The task: Reproduce the records exactly.

-- start of Data supplied --

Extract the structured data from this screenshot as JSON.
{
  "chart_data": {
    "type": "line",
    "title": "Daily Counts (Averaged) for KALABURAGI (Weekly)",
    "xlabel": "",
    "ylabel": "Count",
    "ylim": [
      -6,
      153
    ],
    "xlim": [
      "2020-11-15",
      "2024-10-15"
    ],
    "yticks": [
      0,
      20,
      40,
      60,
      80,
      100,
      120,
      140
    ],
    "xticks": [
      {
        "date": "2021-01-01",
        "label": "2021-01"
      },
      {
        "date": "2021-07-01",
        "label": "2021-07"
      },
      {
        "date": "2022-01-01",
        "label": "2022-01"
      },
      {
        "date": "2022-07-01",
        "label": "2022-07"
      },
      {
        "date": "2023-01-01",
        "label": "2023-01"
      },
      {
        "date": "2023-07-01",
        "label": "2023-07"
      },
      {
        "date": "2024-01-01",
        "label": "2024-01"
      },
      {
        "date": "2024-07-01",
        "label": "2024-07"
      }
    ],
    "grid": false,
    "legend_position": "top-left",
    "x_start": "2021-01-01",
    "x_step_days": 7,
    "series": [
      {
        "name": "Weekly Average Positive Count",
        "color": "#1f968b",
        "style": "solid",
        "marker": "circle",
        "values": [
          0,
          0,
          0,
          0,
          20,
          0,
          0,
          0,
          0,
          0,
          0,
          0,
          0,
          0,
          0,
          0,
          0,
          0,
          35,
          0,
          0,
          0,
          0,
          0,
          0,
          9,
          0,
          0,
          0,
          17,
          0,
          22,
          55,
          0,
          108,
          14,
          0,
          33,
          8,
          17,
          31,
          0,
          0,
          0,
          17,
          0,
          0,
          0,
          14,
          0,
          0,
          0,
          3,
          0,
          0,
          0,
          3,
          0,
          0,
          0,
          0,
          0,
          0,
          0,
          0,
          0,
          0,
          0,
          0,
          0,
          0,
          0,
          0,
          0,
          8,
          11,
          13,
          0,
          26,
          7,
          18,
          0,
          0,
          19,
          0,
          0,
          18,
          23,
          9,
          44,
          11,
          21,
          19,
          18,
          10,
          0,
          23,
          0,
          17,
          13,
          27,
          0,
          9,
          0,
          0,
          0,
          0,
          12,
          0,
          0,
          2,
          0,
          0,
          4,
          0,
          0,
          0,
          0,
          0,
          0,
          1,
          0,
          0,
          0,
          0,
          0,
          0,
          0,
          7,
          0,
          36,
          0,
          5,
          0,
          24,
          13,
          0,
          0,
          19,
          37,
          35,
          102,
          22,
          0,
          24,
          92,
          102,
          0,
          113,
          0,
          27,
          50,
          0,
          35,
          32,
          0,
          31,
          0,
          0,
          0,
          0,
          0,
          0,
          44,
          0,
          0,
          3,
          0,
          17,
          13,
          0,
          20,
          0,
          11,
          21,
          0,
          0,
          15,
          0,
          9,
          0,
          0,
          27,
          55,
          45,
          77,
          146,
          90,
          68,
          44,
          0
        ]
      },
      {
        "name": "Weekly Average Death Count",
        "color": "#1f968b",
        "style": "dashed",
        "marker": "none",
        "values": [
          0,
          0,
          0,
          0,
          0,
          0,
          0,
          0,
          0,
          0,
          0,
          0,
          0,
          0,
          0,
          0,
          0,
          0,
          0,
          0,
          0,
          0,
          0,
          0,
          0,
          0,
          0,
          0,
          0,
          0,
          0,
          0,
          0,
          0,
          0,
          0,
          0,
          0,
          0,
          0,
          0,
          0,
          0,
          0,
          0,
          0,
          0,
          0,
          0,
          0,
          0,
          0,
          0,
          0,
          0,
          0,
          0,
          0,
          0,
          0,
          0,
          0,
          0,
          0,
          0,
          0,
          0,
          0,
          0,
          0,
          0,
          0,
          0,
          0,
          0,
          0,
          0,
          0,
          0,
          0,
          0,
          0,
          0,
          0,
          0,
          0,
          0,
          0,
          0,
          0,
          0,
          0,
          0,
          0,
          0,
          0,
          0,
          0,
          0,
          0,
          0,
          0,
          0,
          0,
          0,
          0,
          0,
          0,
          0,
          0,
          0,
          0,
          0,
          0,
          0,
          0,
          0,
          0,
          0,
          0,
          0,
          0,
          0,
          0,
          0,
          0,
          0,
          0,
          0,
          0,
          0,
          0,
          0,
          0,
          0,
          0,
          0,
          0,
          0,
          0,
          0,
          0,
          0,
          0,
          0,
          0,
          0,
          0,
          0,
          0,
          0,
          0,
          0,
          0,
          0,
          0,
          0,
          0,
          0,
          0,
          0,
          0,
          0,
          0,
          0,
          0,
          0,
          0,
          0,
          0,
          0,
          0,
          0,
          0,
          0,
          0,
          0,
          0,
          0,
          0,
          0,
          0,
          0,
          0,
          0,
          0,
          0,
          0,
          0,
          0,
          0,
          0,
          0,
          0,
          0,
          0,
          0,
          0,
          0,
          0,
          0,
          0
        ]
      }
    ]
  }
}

-- end of Data supplied --

Exercise result:
Extract the structured data from this screenshot as JSON.
{
  "chart_data": {
    "type": "line",
    "title": "Daily Counts (Averaged) for KALABURAGI (Weekly)",
    "xlabel": "",
    "ylabel": "Count",
    "ylim": [
      -6,
      153
    ],
    "xlim": [
      "2020-11-15",
      "2024-10-15"
    ],
    "yticks": [
      0,
      20,
      40,
      60,
      80,
      100,
      120,
      140
    ],
    "xticks": [
      {
        "date": "2021-01-01",
        "label": "2021-01"
      },
      {
        "date": "2021-07-01",
        "label": "2021-07"
      },
      {
        "date": "2022-01-01",
        "label": "2022-01"
      },
      {
        "date": "2022-07-01",
        "label": "2022-07"
      },
      {
        "date": "2023-01-01",
        "label": "2023-01"
      },
      {
        "date": "2023-07-01",
        "label": "2023-07"
      },
      {
        "date": "2024-01-01",
        "label": "2024-01"
      },
      {
        "date": "2024-07-01",
        "label": "2024-07"
      }
    ],
    "grid": false,
    "legend_position": "top-left",
    "x_start": "2021-01-01",
    "x_step_days": 7,
    "series": [
      {
        "name": "Weekly Average Positive Count",
        "color": "#1f968b",
        "style": "solid",
        "marker": "circle",
        "values": [
          0,
          0,
          0,
          0,
          20,
          0,
          0,
          0,
          0,
          0,
          0,
          0,
          0,
          0,
          0,
          0,
          0,
          0,
          35,
          0,
          0,
          0,
          0,
          0,
          0,
          9,
          0,
          0,
          0,
          17,
          0,
          22,
          55,
          0,
          108,
          14,
          0,
          33,
          8,
          17,
          31,
          0,
          0,
          0,
          17,
          0,
          0,
          0,
          14,
          0,
          0,
          0,
          3,
          0,
          0,
          0,
          3,
          0,
          0,
          0,
          0,
          0,
          0,
          0,
          0,
          0,
          0,
          0,
          0,
          0,
          0,
          0,
          0,
          0,
          8,
          11,
          13,
          0,
          26,
          7,
          18,
          0,
          0,
          19,
          0,
          0,
          18,
          23,
          9,
          44,
          11,
          21,
          19,
          18,
          10,
          0,
          23,
          0,
          17,
          13,
          27,
          0,
          9,
          0,
          0,
          0,
          0,
          12,
          0,
          0,
          2,
          0,
          0,
          4,
          0,
          0,
          0,
          0,
          0,
          0,
          1,
          0,
          0,
          0,
          0,
          0,
          0,
          0,
          7,
          0,
          36,
          0,
          5,
          0,
          24,
          13,
          0,
          0,
          19,
          37,
          35,
          102,
          22,
          0,
          24,
          92,
          102,
          0,
          113,
          0,
          27,
          50,
          0,
          35,
          32,
          0,
          31,
          0,
          0,
          0,
          0,
          0,
          0,
          44,
          0,
          0,
          3,
          0,
          17,
          13,
          0,
          20,
          0,
          11,
          21,
          0,
          0,
          15,
          0,
          9,
          0,
          0,
          27,
          55,
          45,
          77,
          146,
          90,
          68,
          44,
          0
        ]
      },
      {
        "name": "Weekly Average Death Count",
        "color": "#1f968b",
        "style": "dashed",
        "marker": "none",
        "values": [
          0,
          0,
          0,
          0,
          0,
          0,
          0,
          0,
          0,
          0,
          0,
          0,
          0,
          0,
          0,
          0,
          0,
          0,
          0,
          0,
          0,
          0,
          0,
          0,
          0,
          0,
          0,
          0,
          0,
          0,
          0,
          0,
          0,
          0,
          0,
          0,
          0,
          0,
          0,
          0,
          0,
          0,
          0,
          0,
          0,
          0,
          0,
          0,
          0,
          0,
          0,
          0,
          0,
          0,
          0,
          0,
          0,
          0,
          0,
          0,
          0,
          0,
          0,
          0,
          0,
          0,
          0,
          0,
          0,
          0,
          0,
          0,
          0,
          0,
          0,
          0,
          0,
          0,
          0,
          0,
          0,
          0,
          0,
          0,
          0,
          0,
          0,
          0,
          0,
          0,
          0,
          0,
          0,
          0,
          0,
          0,
          0,
          0,
          0,
          0,
          0,
          0,
          0,
          0,
          0,
          0,
          0,
          0,
          0,
          0,
          0,
          0,
          0,
          0,
          0,
          0,
          0,
          0,
          0,
          0,
          0,
          0,
          0,
          0,
          0,
          0,
          0,
          0,
          0,
          0,
          0,
          0,
          0,
          0,
          0,
          0,
          0,
          0,
          0,
          0,
          0,
          0,
          0,
          0,
          0,
          0,
          0,
          0,
          0,
          0,
          0,
          0,
          0,
          0,
          0,
          0,
          0,
          0,
          0,
          0,
          0,
          0,
          0,
          0,
          0,
          0,
          0,
          0,
          0,
          0,
          0,
          0,
          0,
          0,
          0,
          0,
          0,
          0,
          0,
          0,
          0,
          0,
          0,
          0,
          0,
          0,
          0,
          0,
          0,
          0,
          0,
          0,
          0,
          0,
          0,
          0,
          0,
          0,
          0,
          0,
          0,
          0
        ]
      }
    ]
  }
}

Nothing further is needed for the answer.